▶ **MATERIAL PROVIDED**:

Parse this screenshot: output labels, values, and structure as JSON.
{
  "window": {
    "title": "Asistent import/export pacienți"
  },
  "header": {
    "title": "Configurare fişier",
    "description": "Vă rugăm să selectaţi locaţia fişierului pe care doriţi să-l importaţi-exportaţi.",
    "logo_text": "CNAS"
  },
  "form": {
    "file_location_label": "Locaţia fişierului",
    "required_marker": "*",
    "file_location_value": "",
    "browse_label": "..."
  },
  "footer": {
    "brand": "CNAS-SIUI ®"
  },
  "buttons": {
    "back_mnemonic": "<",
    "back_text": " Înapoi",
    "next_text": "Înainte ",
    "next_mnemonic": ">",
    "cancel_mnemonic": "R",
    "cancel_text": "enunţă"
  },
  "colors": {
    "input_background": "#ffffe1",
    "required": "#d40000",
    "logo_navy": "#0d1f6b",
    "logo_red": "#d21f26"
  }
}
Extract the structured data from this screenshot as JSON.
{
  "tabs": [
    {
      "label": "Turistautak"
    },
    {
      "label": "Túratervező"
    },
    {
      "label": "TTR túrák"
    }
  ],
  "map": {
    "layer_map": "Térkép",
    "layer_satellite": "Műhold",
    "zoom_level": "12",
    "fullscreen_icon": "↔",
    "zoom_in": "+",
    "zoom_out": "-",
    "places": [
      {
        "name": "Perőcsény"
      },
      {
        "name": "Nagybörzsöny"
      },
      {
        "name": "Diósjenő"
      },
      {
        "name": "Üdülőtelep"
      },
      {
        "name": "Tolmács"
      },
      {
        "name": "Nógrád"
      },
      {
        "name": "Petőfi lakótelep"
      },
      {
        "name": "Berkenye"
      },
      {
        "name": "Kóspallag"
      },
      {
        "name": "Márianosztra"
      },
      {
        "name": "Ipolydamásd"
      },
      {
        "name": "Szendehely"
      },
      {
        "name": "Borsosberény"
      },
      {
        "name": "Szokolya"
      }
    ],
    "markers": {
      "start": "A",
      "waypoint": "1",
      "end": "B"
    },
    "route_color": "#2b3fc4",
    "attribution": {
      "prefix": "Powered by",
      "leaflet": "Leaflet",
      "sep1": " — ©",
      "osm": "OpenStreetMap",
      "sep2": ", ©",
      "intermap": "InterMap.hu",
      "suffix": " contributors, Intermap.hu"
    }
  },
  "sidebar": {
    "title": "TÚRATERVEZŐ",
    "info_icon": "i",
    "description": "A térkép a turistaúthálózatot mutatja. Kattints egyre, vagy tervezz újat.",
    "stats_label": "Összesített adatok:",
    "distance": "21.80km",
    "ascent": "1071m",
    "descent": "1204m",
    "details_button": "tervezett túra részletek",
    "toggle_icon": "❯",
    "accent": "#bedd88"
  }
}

▶ **PROBLEM**:
Of all the lines in the material above, how many contain the word "this"? Give only the count.

▶ **REPLY TO THE TASK**:
2